> Exercise goal
Look through the material and copy each line holding "text".

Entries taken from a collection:
#####

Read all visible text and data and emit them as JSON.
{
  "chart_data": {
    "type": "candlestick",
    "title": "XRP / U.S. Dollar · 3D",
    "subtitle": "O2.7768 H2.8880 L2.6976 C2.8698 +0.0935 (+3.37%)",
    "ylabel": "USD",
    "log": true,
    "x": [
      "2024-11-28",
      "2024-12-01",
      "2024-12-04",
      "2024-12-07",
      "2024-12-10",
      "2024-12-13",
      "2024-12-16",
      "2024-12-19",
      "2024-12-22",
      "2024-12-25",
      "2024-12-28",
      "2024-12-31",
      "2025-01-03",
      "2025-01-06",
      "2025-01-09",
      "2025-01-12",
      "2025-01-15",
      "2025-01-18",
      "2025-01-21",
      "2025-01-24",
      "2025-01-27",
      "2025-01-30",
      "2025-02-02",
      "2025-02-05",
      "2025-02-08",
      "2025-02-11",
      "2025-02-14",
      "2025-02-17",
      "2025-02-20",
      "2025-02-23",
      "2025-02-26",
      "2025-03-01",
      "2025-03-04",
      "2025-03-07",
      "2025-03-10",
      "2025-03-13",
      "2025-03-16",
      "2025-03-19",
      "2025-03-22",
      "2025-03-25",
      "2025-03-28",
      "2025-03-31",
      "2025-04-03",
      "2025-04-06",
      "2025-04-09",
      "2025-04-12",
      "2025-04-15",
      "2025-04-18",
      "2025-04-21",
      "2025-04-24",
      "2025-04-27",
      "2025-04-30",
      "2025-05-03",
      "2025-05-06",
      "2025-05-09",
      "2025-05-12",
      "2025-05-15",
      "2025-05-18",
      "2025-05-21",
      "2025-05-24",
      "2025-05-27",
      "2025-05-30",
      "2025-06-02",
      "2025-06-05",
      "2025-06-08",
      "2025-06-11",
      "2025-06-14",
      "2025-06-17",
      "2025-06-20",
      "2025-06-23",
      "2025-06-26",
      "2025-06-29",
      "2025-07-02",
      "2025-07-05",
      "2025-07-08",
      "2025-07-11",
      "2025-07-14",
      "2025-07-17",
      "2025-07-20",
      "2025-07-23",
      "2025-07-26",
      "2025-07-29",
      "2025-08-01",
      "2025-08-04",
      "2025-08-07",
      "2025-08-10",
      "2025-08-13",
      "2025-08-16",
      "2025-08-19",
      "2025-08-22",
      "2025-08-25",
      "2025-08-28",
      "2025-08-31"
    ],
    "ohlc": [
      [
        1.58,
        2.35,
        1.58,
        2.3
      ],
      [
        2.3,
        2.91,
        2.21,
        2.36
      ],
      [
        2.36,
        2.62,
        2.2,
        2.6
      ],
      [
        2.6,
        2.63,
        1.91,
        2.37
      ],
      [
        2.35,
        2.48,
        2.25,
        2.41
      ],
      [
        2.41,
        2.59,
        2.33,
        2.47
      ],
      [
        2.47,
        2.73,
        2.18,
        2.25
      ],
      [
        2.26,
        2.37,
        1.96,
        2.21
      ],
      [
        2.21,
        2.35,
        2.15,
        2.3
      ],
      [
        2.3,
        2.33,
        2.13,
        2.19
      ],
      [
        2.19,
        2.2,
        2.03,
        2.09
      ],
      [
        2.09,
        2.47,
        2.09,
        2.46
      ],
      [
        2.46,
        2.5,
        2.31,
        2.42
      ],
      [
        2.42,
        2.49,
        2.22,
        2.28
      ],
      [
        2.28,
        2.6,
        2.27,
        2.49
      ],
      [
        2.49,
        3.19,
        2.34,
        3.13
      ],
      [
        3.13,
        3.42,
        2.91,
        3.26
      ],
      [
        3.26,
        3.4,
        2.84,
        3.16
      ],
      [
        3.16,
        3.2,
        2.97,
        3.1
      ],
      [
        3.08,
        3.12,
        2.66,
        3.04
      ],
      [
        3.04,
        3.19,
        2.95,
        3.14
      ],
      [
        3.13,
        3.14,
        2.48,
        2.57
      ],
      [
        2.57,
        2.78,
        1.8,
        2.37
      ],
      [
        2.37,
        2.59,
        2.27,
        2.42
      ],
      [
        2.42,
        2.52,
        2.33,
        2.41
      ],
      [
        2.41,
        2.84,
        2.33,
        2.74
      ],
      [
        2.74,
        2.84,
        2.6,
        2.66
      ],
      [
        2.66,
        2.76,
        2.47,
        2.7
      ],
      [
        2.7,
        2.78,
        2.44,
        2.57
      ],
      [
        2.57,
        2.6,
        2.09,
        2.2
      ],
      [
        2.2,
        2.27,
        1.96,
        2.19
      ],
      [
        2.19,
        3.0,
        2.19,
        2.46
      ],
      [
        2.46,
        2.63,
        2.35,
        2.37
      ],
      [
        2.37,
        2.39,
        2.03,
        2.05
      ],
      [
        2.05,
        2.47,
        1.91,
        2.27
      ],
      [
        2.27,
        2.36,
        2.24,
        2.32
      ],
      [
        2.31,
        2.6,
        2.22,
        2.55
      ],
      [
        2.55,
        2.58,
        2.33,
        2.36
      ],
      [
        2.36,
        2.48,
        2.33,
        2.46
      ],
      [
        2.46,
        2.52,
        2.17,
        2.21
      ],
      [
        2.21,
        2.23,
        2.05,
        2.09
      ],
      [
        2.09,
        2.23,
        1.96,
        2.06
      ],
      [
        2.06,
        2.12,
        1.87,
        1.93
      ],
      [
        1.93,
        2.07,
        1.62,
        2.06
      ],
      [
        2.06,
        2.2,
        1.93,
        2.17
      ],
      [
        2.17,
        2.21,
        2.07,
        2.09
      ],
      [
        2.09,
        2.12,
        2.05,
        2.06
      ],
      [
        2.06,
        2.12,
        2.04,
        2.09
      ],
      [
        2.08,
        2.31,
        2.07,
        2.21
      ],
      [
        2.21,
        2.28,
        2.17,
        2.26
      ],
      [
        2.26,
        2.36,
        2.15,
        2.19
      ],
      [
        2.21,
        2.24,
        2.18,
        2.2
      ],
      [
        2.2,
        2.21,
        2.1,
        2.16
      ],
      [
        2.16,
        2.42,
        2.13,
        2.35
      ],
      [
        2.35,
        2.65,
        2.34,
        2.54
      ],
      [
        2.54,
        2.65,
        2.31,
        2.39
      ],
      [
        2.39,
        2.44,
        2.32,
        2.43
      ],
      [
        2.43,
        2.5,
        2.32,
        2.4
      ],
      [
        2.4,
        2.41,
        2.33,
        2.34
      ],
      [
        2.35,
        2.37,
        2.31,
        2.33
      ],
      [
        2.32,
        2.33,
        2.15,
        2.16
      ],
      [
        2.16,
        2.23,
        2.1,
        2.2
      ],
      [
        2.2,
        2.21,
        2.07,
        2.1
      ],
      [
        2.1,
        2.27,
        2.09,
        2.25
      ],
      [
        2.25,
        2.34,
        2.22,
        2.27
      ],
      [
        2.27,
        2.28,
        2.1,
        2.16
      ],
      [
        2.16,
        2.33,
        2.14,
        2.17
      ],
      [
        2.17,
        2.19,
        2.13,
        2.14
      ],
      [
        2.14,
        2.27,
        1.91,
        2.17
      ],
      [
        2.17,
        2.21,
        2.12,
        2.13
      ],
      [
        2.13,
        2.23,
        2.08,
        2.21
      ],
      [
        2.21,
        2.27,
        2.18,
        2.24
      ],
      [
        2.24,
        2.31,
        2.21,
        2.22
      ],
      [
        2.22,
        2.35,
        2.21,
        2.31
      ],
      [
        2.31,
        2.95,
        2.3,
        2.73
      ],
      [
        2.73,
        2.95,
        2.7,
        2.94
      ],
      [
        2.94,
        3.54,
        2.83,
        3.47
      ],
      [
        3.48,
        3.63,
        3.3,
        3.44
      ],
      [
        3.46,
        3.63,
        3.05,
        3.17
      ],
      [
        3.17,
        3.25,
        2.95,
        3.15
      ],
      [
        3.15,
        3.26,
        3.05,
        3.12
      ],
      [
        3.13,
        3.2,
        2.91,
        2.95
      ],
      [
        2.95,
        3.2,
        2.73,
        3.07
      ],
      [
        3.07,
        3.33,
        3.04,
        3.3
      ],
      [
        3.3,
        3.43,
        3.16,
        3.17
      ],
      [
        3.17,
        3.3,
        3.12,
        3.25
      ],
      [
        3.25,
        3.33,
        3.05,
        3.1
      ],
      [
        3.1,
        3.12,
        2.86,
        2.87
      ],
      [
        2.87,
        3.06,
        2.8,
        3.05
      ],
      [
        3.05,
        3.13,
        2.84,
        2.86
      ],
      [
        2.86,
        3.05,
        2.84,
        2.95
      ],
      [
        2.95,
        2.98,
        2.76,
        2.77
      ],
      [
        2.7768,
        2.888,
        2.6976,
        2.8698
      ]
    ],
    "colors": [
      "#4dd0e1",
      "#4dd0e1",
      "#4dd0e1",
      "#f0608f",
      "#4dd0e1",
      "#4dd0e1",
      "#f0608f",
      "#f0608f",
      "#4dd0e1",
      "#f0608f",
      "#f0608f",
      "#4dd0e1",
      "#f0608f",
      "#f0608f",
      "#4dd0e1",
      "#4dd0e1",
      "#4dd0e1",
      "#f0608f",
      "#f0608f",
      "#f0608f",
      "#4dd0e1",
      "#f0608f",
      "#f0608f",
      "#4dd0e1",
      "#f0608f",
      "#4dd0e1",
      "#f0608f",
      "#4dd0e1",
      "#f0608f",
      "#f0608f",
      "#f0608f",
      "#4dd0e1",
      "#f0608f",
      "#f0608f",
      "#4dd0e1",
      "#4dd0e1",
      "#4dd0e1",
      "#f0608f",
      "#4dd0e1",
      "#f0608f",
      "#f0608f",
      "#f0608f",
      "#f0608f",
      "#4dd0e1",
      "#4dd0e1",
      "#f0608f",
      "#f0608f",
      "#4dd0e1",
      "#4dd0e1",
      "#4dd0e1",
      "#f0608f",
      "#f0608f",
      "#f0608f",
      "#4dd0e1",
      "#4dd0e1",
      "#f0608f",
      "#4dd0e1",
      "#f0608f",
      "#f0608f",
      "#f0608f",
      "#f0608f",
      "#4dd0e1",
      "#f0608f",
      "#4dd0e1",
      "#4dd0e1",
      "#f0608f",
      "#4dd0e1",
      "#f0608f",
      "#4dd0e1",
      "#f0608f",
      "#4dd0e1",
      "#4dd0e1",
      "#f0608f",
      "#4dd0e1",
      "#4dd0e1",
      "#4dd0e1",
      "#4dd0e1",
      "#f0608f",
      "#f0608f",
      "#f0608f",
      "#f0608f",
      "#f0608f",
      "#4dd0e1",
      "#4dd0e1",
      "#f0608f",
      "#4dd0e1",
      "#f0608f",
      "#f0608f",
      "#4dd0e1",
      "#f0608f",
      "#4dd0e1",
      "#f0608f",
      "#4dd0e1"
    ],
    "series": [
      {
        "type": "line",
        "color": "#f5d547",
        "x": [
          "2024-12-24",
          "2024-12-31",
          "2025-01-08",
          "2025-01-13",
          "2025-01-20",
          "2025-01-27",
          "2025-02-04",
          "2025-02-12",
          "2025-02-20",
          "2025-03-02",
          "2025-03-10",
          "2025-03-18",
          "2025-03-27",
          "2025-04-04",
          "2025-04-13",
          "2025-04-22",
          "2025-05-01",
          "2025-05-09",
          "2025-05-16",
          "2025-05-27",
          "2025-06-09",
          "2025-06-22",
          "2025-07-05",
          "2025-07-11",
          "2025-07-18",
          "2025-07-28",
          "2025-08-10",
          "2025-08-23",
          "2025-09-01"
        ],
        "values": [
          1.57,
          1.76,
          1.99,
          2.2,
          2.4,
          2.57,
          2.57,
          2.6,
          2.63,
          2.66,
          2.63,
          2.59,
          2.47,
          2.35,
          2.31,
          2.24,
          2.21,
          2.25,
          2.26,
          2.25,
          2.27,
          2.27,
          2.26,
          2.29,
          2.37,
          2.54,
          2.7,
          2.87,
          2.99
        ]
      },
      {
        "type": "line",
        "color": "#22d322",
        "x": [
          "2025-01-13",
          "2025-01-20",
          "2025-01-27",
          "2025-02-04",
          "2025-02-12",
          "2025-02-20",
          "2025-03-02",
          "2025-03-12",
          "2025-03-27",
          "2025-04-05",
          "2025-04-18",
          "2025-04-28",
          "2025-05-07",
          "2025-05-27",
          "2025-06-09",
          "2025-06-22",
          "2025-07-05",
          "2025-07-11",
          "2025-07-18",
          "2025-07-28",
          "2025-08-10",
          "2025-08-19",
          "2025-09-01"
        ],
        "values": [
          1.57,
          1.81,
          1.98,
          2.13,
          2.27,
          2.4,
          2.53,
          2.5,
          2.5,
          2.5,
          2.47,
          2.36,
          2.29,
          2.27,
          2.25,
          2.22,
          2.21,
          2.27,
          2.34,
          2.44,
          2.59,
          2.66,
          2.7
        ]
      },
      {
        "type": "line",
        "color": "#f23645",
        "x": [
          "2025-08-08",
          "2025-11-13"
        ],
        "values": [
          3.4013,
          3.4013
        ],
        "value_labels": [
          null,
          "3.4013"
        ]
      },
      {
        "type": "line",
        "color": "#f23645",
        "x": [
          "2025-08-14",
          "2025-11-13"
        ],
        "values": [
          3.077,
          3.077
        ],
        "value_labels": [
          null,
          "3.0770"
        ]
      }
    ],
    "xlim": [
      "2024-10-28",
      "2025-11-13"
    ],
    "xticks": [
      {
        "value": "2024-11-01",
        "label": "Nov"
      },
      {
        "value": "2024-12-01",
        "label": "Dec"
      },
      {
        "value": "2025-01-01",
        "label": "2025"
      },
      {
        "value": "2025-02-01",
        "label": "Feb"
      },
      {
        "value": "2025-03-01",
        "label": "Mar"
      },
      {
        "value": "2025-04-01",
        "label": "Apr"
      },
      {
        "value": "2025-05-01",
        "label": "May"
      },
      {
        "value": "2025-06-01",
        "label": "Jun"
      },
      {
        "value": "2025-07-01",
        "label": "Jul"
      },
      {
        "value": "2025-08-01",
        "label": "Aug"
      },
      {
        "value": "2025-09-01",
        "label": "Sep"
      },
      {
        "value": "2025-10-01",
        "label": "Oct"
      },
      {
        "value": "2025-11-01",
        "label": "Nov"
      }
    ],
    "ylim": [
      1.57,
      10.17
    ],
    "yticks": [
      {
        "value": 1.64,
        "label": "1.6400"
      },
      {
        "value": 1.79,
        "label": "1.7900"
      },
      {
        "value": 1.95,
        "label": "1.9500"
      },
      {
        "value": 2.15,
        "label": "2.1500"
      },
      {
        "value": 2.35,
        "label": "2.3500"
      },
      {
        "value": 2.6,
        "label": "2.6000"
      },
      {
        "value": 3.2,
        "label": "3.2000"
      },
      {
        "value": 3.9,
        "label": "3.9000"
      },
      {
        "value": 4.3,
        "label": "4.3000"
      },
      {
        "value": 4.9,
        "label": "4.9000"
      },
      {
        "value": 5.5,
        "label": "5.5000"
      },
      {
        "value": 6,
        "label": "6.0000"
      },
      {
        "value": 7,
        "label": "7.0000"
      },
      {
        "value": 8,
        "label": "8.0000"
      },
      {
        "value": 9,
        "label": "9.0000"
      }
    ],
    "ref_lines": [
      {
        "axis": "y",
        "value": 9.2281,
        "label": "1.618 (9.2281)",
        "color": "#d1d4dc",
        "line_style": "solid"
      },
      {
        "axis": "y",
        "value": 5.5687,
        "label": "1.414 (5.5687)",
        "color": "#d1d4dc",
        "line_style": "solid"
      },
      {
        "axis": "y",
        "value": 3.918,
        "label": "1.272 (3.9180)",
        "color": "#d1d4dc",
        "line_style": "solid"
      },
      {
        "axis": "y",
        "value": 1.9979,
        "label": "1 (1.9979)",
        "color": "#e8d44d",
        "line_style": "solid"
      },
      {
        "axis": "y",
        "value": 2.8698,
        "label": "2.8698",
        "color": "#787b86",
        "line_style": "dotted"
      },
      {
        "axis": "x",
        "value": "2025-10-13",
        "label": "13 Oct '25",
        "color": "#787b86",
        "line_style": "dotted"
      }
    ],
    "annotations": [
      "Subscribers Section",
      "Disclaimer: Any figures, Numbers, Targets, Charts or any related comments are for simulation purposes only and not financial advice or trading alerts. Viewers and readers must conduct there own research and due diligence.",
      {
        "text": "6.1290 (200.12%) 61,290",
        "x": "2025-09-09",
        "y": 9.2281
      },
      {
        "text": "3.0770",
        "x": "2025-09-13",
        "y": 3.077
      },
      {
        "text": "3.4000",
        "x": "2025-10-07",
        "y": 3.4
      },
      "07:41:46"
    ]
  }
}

#####

> Final answer
Read all visible text and data and emit them as JSON.
        "text": "6.1290 (200.12%) 61,290",
        "text": "3.0770",
        "text": "3.4000",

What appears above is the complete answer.